Problem requirements>
Reproduce all the entries exactly.

Exercise material>
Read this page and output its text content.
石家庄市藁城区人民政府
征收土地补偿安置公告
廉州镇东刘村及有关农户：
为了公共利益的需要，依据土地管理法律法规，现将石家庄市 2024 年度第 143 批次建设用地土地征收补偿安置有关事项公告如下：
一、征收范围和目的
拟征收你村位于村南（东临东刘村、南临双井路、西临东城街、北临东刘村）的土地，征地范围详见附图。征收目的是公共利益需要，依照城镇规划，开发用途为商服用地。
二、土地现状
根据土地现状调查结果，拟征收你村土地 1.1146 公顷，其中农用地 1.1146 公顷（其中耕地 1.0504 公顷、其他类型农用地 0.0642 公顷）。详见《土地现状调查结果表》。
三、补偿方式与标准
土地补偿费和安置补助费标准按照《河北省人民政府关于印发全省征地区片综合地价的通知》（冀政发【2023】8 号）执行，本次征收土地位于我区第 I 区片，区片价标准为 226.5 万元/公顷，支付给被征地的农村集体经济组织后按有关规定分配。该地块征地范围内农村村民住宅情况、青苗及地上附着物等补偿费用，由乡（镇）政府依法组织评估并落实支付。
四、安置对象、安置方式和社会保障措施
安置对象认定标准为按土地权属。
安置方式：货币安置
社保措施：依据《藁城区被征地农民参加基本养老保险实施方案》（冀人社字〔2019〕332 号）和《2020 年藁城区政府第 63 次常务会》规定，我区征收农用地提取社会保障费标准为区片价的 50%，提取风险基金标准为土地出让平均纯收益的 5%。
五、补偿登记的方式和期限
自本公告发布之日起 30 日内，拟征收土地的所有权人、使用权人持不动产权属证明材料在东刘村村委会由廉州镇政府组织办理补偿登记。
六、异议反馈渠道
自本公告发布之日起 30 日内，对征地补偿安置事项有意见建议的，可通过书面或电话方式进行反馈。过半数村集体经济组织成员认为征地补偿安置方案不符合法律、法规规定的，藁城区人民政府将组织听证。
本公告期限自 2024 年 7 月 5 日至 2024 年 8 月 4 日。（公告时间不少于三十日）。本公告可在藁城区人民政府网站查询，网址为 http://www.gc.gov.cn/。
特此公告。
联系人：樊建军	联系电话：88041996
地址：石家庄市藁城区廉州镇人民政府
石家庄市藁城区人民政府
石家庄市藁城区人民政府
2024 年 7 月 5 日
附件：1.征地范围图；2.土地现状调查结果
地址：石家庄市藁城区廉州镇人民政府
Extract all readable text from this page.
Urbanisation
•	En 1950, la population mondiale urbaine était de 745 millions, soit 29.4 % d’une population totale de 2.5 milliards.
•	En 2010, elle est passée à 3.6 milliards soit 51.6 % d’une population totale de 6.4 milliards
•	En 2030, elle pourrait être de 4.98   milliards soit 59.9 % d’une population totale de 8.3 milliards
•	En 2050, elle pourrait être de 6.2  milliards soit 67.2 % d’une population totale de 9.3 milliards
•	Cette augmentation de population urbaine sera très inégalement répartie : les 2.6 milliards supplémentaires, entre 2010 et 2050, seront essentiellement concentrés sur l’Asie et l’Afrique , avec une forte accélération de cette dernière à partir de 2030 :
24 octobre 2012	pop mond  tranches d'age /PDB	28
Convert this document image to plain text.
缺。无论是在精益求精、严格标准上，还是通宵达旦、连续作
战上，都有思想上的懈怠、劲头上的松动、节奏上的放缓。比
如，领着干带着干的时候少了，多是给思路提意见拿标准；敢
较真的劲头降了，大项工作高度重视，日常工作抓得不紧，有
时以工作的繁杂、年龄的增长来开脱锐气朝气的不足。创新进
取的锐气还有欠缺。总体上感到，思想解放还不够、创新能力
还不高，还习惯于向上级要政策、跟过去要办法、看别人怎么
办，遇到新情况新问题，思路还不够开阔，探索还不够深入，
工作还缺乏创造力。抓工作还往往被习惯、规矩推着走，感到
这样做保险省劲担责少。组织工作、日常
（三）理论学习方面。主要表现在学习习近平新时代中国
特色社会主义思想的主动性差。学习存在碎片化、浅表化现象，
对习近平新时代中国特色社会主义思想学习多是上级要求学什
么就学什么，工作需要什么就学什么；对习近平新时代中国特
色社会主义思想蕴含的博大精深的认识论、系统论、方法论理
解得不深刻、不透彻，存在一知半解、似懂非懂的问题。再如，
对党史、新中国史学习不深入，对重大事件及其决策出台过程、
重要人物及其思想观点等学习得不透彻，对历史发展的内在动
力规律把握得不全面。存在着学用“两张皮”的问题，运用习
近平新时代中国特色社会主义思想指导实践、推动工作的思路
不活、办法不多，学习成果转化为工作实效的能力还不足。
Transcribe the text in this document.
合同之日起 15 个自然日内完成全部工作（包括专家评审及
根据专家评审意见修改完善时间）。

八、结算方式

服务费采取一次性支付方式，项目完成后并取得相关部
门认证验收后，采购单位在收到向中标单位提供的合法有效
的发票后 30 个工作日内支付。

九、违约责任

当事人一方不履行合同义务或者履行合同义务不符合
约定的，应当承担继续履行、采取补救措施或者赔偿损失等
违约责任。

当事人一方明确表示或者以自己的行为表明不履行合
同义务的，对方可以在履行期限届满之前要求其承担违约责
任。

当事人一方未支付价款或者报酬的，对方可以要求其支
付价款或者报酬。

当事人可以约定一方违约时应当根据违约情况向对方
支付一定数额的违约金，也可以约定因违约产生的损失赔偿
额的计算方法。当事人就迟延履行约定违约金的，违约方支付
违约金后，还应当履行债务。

Final result>
Read this page and output its text content.
石家庄市藁城区人民政府
征收土地补偿安置公告
廉州镇东刘村及有关农户：
为了公共利益的需要，依据土地管理法律法规，现将石家庄市 2024 年度第 143 批次建设用地土地征收补偿安置有关事项公告如下：
一、征收范围和目的
拟征收你村位于村南（东临东刘村、南临双井路、西临东城街、北临东刘村）的土地，征地范围详见附图。征收目的是公共利益需要，依照城镇规划，开发用途为商服用地。
二、土地现状
根据土地现状调查结果，拟征收你村土地 1.1146 公顷，其中农用地 1.1146 公顷（其中耕地 1.0504 公顷、其他类型农用地 0.0642 公顷）。详见《土地现状调查结果表》。
三、补偿方式与标准
土地补偿费和安置补助费标准按照《河北省人民政府关于印发全省征地区片综合地价的通知》（冀政发【2023】8 号）执行，本次征收土地位于我区第 I 区片，区片价标准为 226.5 万元/公顷，支付给被征地的农村集体经济组织后按有关规定分配。该地块征地范围内农村村民住宅情况、青苗及地上附着物等补偿费用，由乡（镇）政府依法组织评估并落实支付。
四、安置对象、安置方式和社会保障措施
安置对象认定标准为按土地权属。
安置方式：货币安置
社保措施：依据《藁城区被征地农民参加基本养老保险实施方案》（冀人社字〔2019〕332 号）和《2020 年藁城区政府第 63 次常务会》规定，我区征收农用地提取社会保障费标准为区片价的 50%，提取风险基金标准为土地出让平均纯收益的 5%。
五、补偿登记的方式和期限
自本公告发布之日起 30 日内，拟征收土地的所有权人、使用权人持不动产权属证明材料在东刘村村委会由廉州镇政府组织办理补偿登记。
六、异议反馈渠道
自本公告发布之日起 30 日内，对征地补偿安置事项有意见建议的，可通过书面或电话方式进行反馈。过半数村集体经济组织成员认为征地补偿安置方案不符合法律、法规规定的，藁城区人民政府将组织听证。
本公告期限自 2024 年 7 月 5 日至 2024 年 8 月 4 日。（公告时间不少于三十日）。本公告可在藁城区人民政府网站查询，网址为 http://www.gc.gov.cn/。
特此公告。
联系人：樊建军	联系电话：88041996
地址：石家庄市藁城区廉州镇人民政府
石家庄市藁城区人民政府
石家庄市藁城区人民政府
2024 年 7 月 5 日
附件：1.征地范围图；2.土地现状调查结果
地址：石家庄市藁城区廉州镇人民政府
Extract all readable text from this page.
Urbanisation
•	En 1950, la population mondiale urbaine était de 745 millions, soit 29.4 % d’une population totale de 2.5 milliards.
•	En 2010, elle est passée à 3.6 milliards soit 51.6 % d’une population totale de 6.4 milliards
•	En 2030, elle pourrait être de 4.98   milliards soit 59.9 % d’une population totale de 8.3 milliards
•	En 2050, elle pourrait être de 6.2  milliards soit 67.2 % d’une population totale de 9.3 milliards
•	Cette augmentation de population urbaine sera très inégalement répartie : les 2.6 milliards supplémentaires, entre 2010 et 2050, seront essentiellement concentrés sur l’Asie et l’Afrique , avec une forte accélération de cette dernière à partir de 2030 :
24 octobre 2012	pop mond  tranches d'age /PDB	28
Convert this document image to plain text.
缺。无论是在精益求精、严格标准上，还是通宵达旦、连续作
战上，都有思想上的懈怠、劲头上的松动、节奏上的放缓。比
如，领着干带着干的时候少了，多是给思路提意见拿标准；敢
较真的劲头降了，大项工作高度重视，日常工作抓得不紧，有
时以工作的繁杂、年龄的增长来开脱锐气朝气的不足。创新进
取的锐气还有欠缺。总体上感到，思想解放还不够、创新能力
还不高，还习惯于向上级要政策、跟过去要办法、看别人怎么
办，遇到新情况新问题，思路还不够开阔，探索还不够深入，
工作还缺乏创造力。抓工作还往往被习惯、规矩推着走，感到
这样做保险省劲担责少。组织工作、日常
（三）理论学习方面。主要表现在学习习近平新时代中国
特色社会主义思想的主动性差。学习存在碎片化、浅表化现象，
对习近平新时代中国特色社会主义思想学习多是上级要求学什
么就学什么，工作需要什么就学什么；对习近平新时代中国特
色社会主义思想蕴含的博大精深的认识论、系统论、方法论理
解得不深刻、不透彻，存在一知半解、似懂非懂的问题。再如，
对党史、新中国史学习不深入，对重大事件及其决策出台过程、
重要人物及其思想观点等学习得不透彻，对历史发展的内在动
力规律把握得不全面。存在着学用“两张皮”的问题，运用习
近平新时代中国特色社会主义思想指导实践、推动工作的思路
不活、办法不多，学习成果转化为工作实效的能力还不足。
Transcribe the text in this document.
合同之日起 15 个自然日内完成全部工作（包括专家评审及
根据专家评审意见修改完善时间）。

八、结算方式

服务费采取一次性支付方式，项目完成后并取得相关部
门认证验收后，采购单位在收到向中标单位提供的合法有效
的发票后 30 个工作日内支付。

九、违约责任

当事人一方不履行合同义务或者履行合同义务不符合
约定的，应当承担继续履行、采取补救措施或者赔偿损失等
违约责任。

当事人一方明确表示或者以自己的行为表明不履行合
同义务的，对方可以在履行期限届满之前要求其承担违约责
任。

当事人一方未支付价款或者报酬的，对方可以要求其支
付价款或者报酬。

当事人可以约定一方违约时应当根据违约情况向对方
支付一定数额的违约金，也可以约定因违约产生的损失赔偿
额的计算方法。当事人就迟延履行约定违约金的，违约方支付
违约金后，还应当履行债务。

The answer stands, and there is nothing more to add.